Report only the number of lines that hold the word "n누적접종".

#####

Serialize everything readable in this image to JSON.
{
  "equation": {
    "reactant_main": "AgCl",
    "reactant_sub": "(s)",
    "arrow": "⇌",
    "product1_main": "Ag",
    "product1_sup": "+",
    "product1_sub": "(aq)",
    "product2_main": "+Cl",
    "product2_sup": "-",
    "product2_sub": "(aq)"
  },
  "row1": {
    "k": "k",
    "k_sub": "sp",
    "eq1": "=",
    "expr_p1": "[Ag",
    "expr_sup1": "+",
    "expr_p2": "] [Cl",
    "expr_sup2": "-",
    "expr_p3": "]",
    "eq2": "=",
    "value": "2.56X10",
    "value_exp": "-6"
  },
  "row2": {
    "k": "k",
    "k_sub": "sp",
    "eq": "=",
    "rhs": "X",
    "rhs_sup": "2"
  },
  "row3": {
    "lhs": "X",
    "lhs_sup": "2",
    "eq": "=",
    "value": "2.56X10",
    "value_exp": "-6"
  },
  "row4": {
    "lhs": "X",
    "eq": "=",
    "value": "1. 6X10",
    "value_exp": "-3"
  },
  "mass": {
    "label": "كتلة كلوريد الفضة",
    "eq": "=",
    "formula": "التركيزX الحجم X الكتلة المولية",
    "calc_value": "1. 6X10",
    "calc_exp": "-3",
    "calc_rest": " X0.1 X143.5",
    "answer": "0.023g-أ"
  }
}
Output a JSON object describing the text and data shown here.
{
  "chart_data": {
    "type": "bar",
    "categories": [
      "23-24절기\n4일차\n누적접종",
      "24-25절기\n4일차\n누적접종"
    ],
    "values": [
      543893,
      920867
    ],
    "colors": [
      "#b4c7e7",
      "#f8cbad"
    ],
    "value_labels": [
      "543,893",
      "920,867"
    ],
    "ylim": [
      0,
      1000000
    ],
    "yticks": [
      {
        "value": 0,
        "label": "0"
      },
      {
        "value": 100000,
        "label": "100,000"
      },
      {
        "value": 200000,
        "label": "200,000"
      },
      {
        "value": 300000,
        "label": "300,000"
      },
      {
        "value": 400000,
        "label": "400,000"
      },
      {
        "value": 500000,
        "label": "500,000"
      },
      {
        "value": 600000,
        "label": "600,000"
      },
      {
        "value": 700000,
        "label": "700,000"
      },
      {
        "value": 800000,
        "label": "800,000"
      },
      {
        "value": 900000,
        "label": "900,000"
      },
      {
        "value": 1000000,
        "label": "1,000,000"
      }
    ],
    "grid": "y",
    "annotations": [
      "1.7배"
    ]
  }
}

#####

* **RESPONSE TO THIS EXERCISE**
2